(Paginatekst):

==================================================

Deze beroepsgrond slaagt niet. Zoals ook de rechtbank heeft overwogen heeft het college veel gewicht mogen toekennen aan het belang van het college om de opgegeven woonsituatie onmiddellijk te controleren. In het bijzonder gelet op de mogelijkheid om daarin nadien wijzigingen aan te brengen, waardoor het controlemiddel zijn effectiviteit in belangrijke mate zou verliezen.
4.11.
Gelet op 4.1 tot en met 4.10 slaagt het hoger beroep niet, zodat de aangevallen uitspraak, gelet op wat onder 4.5 is overwogen met verbetering van gronden, moet worden bevestigd.
5. Gelet op 4.4 bestaat aanleiding het college te veroordelen in de proceskosten van appellante in beroep en hoger beroep. Deze kosten worden begroot op € 3.036,- voor verleende rechtsbijstand.

==================================================

(Opdrachten):
- 1) Druk letterlijk het stuk van de uitspraak over het hoger beroep af dat begint bij "Deze beroepsgrond slaagt" en eindigt bij "mate zou verliezen.".
- 2) Ga verder met de uitspraak over het hoger beroep en sluit daarbij aan op de laatste zin.
De vermeldingen hieronder staan los van de uitspraak over het hoger beroep.

==================================================

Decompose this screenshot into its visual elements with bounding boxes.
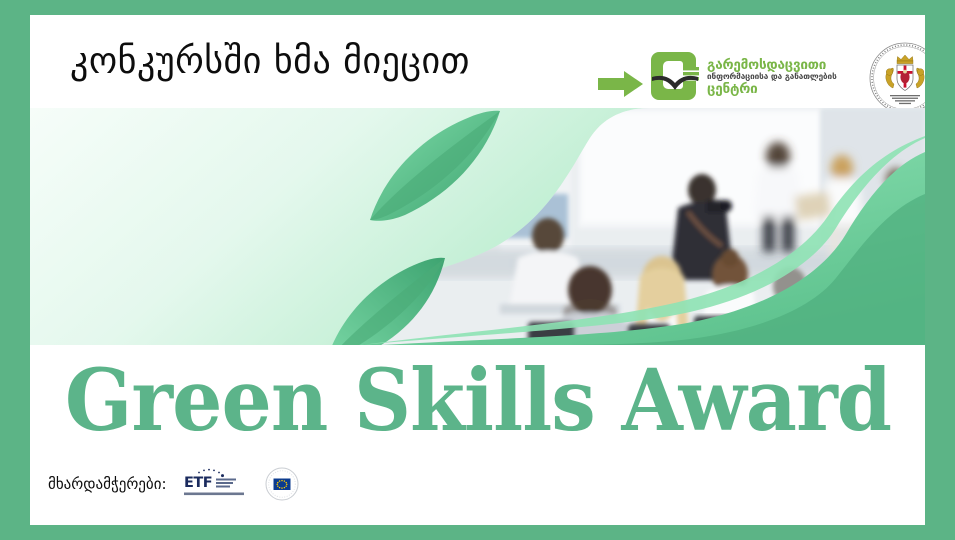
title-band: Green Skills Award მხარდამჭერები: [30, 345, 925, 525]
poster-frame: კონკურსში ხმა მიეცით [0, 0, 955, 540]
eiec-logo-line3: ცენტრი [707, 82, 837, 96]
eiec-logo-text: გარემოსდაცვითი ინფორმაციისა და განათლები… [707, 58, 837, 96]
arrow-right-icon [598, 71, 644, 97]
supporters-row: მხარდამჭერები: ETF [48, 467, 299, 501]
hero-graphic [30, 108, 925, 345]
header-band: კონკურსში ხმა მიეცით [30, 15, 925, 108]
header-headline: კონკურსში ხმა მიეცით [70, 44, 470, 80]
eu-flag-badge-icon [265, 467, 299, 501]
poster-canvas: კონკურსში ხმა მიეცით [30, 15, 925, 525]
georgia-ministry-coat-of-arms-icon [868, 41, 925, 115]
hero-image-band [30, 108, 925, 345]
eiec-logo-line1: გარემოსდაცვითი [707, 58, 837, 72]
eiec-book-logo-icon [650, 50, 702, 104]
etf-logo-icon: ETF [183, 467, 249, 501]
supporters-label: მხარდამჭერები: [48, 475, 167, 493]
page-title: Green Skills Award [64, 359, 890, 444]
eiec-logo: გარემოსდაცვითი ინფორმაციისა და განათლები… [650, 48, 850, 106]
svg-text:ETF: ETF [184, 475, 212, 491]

==================================================

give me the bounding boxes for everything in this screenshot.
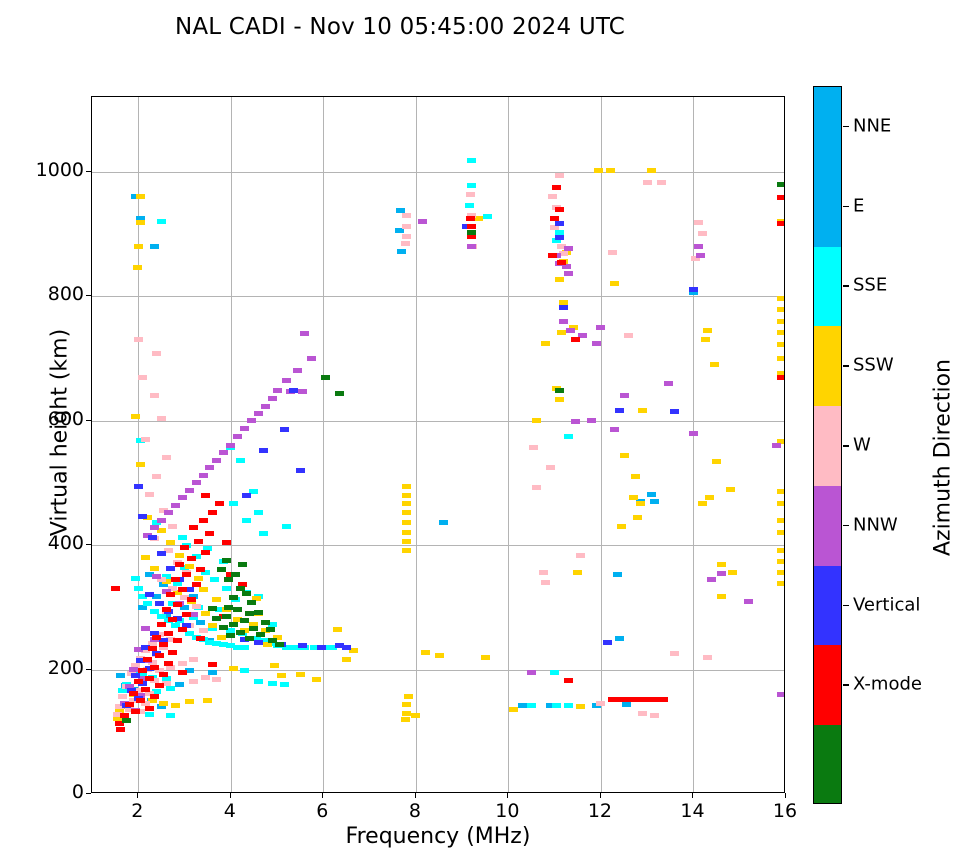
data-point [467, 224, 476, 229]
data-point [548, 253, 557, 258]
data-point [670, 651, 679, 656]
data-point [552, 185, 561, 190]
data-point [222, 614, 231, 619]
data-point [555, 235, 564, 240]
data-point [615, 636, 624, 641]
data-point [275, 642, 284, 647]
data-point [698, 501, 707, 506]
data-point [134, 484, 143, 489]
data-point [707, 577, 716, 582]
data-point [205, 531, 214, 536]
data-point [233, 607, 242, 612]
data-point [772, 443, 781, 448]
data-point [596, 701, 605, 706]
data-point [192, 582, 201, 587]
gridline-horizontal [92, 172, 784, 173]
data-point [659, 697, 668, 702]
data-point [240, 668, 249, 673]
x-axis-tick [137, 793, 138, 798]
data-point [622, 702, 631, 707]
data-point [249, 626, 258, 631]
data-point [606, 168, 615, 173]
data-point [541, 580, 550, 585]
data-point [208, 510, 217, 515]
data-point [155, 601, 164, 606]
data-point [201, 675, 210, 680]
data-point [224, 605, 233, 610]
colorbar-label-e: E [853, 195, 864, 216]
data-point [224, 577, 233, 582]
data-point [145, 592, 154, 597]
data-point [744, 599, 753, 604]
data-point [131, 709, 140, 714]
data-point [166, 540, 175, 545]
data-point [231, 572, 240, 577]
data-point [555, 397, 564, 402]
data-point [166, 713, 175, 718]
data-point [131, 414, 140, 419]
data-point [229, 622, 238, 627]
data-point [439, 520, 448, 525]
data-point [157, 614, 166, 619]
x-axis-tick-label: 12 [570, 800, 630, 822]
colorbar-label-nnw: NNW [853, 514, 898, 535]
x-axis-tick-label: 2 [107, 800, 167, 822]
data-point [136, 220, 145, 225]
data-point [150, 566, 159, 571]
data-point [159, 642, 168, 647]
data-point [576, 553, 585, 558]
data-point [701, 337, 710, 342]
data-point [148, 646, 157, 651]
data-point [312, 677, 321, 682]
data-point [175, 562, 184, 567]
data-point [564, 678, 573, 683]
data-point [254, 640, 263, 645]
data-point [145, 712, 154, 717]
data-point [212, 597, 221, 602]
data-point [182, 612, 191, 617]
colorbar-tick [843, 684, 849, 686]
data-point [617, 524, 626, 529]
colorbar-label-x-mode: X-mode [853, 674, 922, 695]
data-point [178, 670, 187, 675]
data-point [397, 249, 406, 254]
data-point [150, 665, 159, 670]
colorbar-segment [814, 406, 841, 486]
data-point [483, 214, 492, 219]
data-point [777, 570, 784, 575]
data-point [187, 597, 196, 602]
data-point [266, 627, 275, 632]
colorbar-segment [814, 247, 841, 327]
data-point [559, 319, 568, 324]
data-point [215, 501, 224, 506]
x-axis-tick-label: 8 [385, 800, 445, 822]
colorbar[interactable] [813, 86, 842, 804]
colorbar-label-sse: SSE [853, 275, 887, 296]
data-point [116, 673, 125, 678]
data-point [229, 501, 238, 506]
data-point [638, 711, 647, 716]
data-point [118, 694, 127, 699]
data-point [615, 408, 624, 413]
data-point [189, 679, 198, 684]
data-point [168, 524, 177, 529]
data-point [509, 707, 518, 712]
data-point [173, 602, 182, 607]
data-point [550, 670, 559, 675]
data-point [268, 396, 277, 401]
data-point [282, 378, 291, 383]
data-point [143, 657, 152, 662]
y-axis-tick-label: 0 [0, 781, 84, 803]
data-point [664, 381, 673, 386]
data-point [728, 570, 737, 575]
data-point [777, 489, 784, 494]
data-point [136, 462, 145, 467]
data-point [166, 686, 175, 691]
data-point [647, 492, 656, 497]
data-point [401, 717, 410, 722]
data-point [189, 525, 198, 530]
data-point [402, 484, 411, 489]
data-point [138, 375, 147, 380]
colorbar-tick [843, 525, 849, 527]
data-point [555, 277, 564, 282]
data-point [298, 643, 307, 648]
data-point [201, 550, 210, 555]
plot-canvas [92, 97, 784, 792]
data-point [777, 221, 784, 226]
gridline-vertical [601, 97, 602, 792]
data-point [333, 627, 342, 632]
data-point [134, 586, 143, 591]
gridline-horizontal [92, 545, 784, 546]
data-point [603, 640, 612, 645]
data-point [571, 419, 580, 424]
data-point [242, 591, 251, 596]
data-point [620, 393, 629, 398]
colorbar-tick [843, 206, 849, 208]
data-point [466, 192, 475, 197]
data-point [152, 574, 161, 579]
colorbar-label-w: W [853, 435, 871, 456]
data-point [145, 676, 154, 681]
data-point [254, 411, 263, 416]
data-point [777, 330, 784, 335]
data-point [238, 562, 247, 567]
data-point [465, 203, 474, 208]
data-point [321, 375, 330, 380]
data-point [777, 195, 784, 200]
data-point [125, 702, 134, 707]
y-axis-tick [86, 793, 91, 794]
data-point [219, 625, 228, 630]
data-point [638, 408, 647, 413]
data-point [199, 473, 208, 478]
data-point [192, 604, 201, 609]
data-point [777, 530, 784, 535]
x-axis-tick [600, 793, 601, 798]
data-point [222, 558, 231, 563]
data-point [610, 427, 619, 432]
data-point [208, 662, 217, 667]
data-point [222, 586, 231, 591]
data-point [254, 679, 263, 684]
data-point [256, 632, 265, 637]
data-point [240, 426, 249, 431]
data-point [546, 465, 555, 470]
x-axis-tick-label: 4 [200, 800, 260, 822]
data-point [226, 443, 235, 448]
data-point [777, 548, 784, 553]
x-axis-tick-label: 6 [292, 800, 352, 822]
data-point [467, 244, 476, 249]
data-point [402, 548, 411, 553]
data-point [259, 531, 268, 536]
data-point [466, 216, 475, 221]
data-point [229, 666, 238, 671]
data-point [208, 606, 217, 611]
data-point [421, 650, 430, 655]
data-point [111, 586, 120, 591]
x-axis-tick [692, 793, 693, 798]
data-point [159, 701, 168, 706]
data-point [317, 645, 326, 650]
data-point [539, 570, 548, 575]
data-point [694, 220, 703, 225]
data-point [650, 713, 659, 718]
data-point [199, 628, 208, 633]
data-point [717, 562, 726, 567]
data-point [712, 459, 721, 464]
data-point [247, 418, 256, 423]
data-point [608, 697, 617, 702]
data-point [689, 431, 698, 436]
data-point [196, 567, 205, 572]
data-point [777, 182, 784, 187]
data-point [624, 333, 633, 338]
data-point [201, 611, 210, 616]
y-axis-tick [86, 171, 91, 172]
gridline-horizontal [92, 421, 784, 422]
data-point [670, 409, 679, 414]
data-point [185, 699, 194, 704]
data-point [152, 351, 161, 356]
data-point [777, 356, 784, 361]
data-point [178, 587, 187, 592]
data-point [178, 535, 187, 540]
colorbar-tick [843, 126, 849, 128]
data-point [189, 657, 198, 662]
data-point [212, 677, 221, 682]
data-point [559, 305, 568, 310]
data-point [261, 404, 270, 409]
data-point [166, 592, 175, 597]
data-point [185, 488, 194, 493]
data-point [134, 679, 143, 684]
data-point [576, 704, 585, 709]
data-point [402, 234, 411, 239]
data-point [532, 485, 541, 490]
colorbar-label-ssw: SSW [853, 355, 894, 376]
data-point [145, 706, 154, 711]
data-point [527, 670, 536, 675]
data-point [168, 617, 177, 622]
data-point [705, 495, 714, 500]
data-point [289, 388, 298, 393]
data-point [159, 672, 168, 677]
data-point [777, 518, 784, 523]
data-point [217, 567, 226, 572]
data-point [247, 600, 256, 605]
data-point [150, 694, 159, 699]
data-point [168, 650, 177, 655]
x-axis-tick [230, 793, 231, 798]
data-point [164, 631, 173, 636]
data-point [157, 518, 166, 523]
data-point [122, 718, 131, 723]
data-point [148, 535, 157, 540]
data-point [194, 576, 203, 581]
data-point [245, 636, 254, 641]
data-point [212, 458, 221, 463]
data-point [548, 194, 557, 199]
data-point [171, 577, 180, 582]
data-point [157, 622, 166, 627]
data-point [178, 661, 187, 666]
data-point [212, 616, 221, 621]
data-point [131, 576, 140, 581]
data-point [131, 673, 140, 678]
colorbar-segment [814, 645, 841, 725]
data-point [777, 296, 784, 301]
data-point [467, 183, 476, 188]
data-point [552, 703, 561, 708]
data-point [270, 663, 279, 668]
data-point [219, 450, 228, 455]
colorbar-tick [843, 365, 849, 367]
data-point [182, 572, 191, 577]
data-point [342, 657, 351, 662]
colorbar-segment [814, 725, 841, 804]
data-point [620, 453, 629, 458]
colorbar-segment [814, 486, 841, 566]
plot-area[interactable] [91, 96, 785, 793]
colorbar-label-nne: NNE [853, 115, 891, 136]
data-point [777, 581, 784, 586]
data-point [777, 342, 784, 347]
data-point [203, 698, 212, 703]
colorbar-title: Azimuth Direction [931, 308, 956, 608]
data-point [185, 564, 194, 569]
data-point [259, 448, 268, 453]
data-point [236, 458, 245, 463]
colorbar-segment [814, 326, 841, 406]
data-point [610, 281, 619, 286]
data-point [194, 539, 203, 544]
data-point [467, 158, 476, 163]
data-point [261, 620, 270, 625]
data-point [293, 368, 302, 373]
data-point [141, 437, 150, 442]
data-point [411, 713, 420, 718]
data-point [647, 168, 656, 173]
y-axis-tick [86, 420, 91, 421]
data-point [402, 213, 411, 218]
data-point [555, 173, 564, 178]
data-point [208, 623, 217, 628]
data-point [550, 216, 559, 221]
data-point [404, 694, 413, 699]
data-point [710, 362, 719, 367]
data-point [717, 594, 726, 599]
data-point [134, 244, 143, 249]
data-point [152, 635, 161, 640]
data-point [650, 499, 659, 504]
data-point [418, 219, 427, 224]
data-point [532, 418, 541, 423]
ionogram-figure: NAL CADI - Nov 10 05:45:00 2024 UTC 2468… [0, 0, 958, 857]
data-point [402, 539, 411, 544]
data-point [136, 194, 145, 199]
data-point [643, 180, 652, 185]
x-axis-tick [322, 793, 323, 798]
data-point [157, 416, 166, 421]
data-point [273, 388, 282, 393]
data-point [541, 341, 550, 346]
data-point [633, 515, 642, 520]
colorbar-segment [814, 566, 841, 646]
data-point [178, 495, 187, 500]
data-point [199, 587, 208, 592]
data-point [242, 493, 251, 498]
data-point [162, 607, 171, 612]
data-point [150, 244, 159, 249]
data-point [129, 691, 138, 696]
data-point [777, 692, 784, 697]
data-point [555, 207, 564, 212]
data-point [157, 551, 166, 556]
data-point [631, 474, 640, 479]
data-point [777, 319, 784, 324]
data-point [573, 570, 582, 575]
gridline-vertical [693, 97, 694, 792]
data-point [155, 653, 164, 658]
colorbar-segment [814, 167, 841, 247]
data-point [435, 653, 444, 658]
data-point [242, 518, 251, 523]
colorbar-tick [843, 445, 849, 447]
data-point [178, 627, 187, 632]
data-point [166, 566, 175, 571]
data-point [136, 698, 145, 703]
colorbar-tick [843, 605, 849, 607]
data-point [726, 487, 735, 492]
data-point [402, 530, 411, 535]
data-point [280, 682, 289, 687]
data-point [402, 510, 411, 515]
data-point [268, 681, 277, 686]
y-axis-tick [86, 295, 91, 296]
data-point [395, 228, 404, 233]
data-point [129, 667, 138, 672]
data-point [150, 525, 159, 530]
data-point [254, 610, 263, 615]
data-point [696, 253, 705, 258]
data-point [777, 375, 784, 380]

==================================================

(Antwoorden per opdracht):
- 1)
Deze beroepsgrond slaagt niet. Zoals ook de rechtbank heeft overwogen heeft het college veel gewicht mogen toekennen aan het belang van het college om de opgegeven woonsituatie onmiddellijk te controleren. In het bijzonder gelet op de mogelijkheid om daarin nadien wijzigingen aan te brengen, waardoor het controlemiddel zijn effectiviteit in belangrijke mate zou verliezen.

- 2)
BESLISSING

De Centrale Raad van Beroep
  • bevestigt de aangevallen uitspraak;
  • veroordeelt het college in de proceskosten van appellante tot een bedrag van € 3.036,-;
  • bepaalt dat het college aan appellante het in beroep en hoger beroep betaalde griffierecht van € 179,- vergoedt.
Deze uitspraak is gedaan door W.F. Claessens als voorzitter en M. ter Brugge en J.E. Jansen als leden, in tegenwoordigheid van B. Beerens als griffier. De beslissing is uitgesproken in het openbaar op 16 augustus 2022.